Task to complete
For the data below, report the number of lines that contain the string "plus" and nothing else.

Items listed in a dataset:
************

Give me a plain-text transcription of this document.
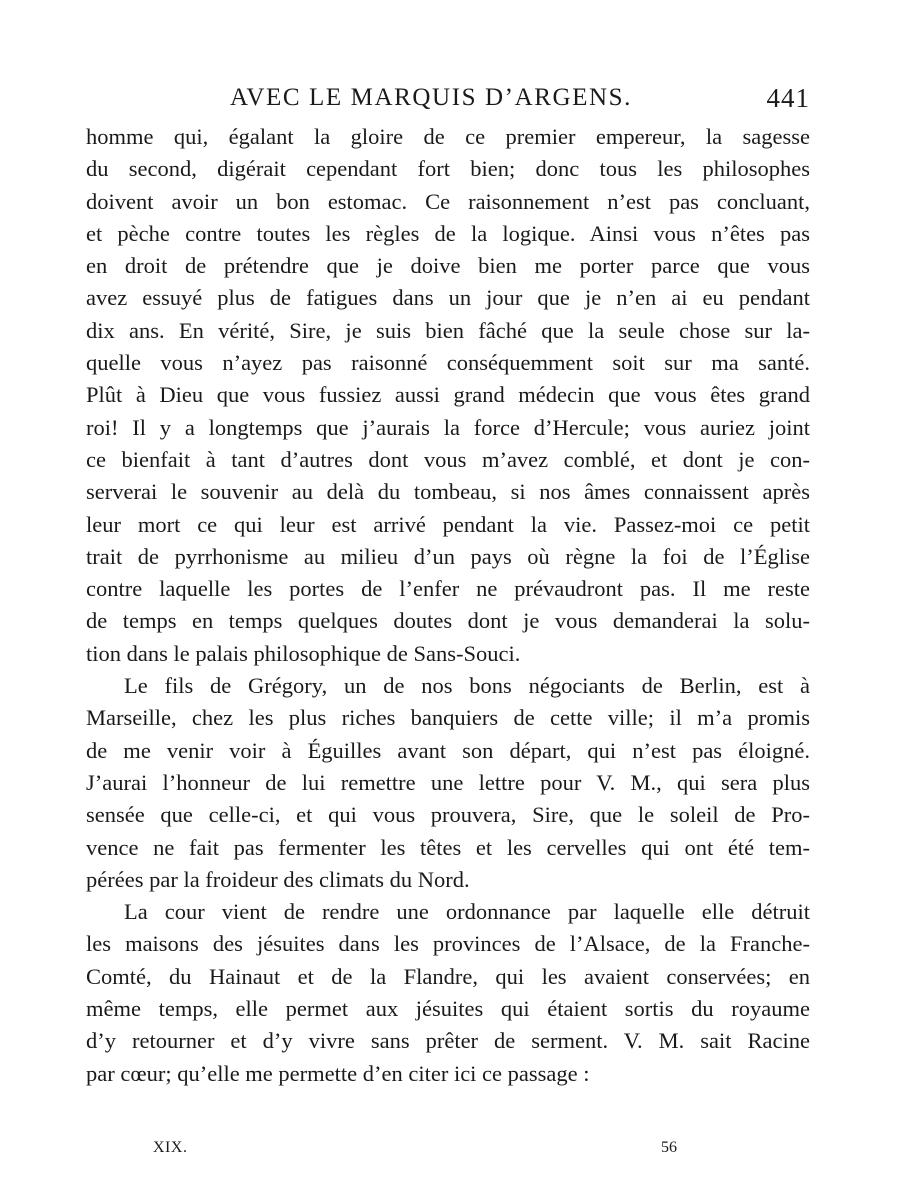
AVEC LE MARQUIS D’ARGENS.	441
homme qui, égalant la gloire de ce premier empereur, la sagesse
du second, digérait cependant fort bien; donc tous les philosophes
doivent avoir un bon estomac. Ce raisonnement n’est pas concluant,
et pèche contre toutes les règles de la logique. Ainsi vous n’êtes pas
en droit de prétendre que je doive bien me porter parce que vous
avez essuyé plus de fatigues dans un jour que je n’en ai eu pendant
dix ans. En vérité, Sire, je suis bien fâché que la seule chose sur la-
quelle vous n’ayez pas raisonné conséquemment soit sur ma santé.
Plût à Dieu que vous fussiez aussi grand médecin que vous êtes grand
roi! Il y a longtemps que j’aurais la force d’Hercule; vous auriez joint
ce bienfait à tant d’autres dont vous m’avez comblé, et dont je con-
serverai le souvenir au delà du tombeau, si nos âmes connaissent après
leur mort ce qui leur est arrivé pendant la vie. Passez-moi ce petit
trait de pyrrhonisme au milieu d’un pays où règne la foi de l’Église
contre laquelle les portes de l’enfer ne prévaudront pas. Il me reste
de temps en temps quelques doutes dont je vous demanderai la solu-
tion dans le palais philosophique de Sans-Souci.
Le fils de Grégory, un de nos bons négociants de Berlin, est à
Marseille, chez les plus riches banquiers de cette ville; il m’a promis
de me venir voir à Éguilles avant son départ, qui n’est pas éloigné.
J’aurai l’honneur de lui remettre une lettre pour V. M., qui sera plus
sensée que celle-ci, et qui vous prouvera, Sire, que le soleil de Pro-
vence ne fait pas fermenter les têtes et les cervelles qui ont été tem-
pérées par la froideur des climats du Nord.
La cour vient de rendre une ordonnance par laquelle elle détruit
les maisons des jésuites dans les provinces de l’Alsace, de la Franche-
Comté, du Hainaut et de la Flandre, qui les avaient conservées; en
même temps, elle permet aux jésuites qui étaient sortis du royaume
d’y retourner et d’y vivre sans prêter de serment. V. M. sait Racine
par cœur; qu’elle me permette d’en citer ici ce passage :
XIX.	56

************

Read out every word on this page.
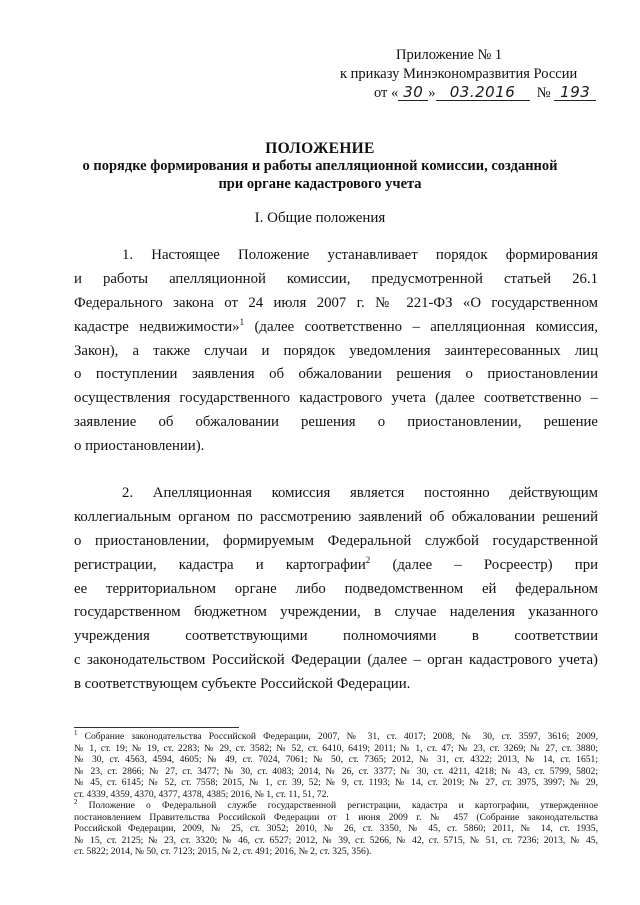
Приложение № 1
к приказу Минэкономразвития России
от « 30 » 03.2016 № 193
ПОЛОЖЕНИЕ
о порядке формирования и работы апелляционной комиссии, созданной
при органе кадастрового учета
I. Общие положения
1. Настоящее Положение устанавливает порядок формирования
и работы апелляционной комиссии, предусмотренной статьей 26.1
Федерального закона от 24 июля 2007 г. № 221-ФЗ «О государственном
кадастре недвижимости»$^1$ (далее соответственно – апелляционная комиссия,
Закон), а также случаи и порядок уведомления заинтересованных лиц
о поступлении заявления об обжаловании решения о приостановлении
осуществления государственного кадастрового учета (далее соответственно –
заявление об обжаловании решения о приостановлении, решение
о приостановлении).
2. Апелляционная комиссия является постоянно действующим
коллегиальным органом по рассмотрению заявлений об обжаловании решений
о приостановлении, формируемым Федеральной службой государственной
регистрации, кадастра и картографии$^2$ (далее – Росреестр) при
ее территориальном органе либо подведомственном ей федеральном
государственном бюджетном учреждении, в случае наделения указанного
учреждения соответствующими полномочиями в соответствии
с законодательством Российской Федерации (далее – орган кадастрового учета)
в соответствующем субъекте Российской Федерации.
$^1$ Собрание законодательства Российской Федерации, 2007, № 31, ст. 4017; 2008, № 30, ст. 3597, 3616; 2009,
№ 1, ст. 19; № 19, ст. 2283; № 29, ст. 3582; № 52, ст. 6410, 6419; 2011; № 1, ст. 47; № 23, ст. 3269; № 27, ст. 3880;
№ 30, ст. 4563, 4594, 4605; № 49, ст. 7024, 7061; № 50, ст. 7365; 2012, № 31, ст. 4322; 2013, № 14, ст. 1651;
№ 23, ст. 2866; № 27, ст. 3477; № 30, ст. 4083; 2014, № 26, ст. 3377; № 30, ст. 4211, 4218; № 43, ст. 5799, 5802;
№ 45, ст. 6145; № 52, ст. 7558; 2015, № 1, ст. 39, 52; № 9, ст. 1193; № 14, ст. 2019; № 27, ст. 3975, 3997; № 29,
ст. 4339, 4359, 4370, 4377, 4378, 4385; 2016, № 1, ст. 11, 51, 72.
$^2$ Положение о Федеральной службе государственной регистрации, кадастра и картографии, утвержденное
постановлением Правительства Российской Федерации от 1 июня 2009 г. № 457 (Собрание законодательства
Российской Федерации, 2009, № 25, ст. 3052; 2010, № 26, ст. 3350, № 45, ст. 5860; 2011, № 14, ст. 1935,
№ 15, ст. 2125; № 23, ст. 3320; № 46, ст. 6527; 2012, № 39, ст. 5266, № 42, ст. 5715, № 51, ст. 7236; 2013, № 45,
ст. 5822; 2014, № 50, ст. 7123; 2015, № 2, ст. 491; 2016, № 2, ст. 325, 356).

************

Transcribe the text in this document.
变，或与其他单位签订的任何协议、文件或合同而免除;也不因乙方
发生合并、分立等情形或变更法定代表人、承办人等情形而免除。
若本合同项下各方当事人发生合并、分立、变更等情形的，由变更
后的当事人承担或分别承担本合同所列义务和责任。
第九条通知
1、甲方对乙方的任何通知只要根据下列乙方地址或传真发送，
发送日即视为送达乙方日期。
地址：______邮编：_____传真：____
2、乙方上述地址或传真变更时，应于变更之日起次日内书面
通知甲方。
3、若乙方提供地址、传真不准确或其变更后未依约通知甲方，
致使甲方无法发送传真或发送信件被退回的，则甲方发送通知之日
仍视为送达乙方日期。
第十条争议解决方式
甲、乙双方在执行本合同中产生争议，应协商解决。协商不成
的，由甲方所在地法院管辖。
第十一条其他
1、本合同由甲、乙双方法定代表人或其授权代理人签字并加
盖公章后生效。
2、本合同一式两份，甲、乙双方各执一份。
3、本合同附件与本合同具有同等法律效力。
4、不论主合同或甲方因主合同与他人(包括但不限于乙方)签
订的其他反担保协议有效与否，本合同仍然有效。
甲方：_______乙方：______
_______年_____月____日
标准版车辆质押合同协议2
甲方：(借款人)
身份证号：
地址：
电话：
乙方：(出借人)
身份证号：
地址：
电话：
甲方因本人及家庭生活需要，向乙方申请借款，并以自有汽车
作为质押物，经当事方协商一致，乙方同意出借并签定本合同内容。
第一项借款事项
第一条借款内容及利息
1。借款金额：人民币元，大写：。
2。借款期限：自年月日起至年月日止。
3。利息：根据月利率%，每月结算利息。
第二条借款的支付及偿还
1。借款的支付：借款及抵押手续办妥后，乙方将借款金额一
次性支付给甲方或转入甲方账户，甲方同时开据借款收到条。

************

Result below
3